Stored data:

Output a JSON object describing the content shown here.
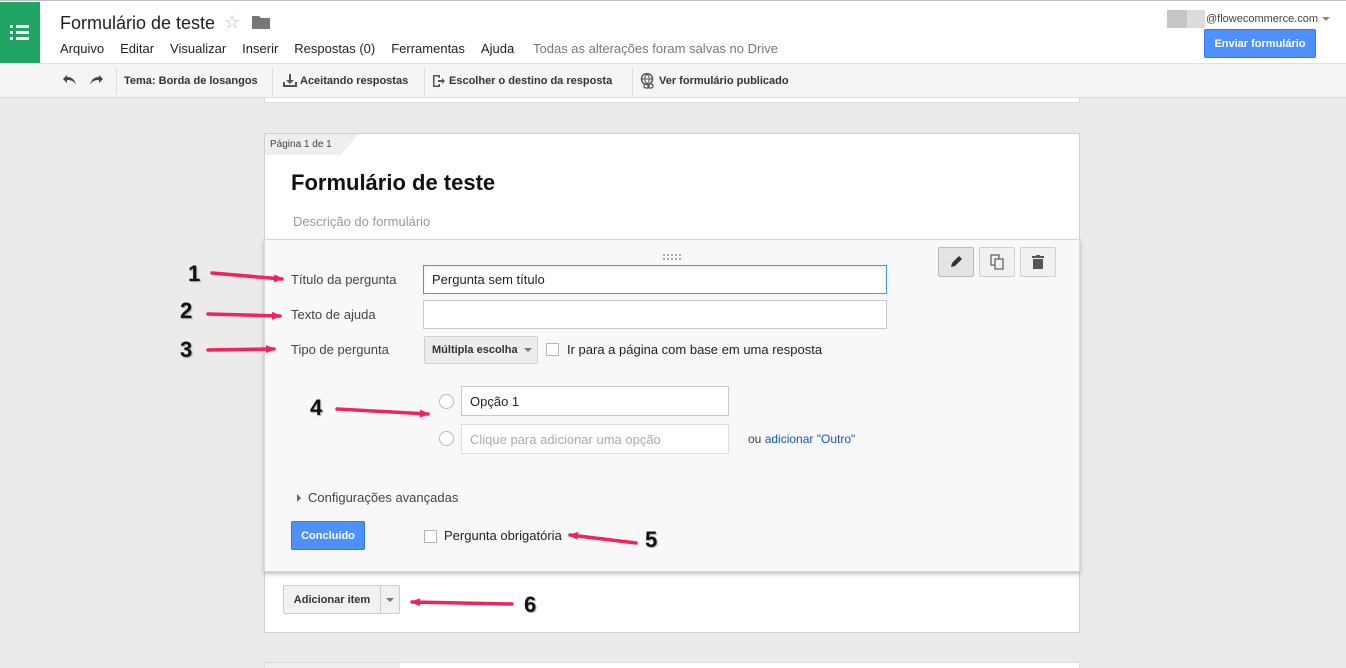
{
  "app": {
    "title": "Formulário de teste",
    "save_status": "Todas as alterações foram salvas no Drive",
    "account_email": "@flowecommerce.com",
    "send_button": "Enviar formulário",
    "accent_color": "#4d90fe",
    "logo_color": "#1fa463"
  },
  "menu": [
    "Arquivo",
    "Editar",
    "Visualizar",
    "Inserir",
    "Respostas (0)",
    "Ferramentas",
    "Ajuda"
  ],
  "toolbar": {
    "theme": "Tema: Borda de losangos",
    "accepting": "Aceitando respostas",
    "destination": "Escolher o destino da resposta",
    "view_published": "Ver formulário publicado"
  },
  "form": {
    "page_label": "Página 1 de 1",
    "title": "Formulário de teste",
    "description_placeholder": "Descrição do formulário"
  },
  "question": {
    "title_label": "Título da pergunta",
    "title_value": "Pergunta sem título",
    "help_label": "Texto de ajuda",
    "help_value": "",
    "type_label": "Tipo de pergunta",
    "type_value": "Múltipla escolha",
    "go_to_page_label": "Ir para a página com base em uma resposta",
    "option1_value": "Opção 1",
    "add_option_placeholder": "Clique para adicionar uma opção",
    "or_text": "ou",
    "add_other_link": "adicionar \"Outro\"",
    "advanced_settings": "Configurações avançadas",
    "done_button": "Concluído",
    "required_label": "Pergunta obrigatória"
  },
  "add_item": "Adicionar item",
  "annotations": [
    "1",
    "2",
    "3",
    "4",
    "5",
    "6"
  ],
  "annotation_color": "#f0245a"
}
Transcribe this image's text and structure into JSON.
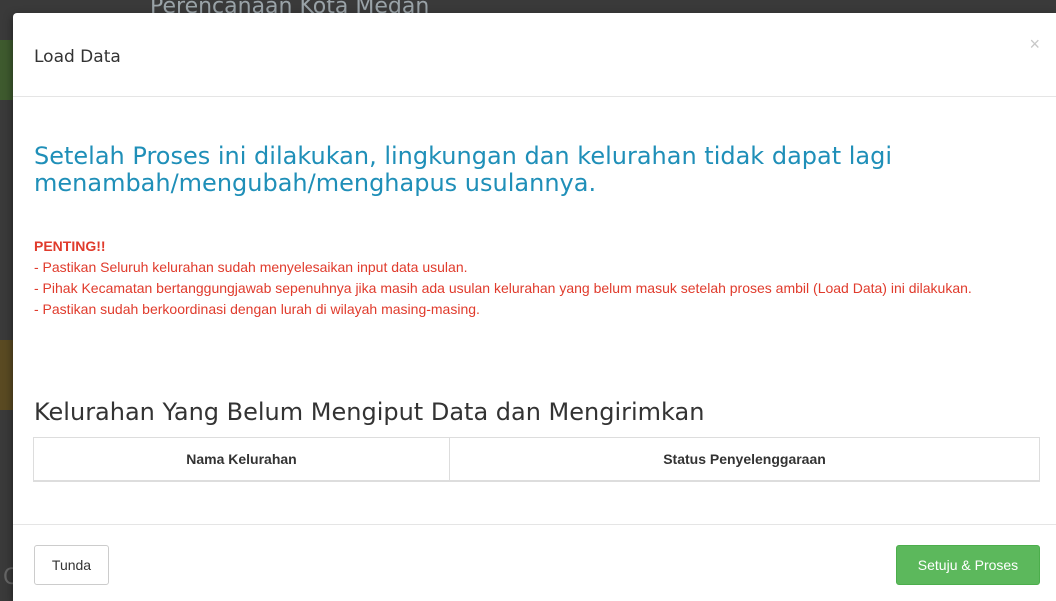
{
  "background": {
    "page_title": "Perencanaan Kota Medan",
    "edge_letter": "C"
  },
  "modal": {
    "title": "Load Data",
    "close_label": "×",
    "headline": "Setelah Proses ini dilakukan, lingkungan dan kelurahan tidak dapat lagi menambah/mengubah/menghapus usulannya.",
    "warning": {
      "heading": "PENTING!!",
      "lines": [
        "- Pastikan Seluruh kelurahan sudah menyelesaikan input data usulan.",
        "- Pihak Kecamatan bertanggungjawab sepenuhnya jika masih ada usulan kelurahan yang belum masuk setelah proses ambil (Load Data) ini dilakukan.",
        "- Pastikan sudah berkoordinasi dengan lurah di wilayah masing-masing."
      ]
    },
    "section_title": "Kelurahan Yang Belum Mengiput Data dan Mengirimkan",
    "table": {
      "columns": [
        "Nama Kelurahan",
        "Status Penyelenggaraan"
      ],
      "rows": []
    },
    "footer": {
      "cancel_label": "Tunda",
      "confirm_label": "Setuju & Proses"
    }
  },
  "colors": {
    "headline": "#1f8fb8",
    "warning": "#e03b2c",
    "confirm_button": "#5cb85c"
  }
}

SET TASK:
Your answer should be a single number: the count of lines containing the word "para".

REPLY:
2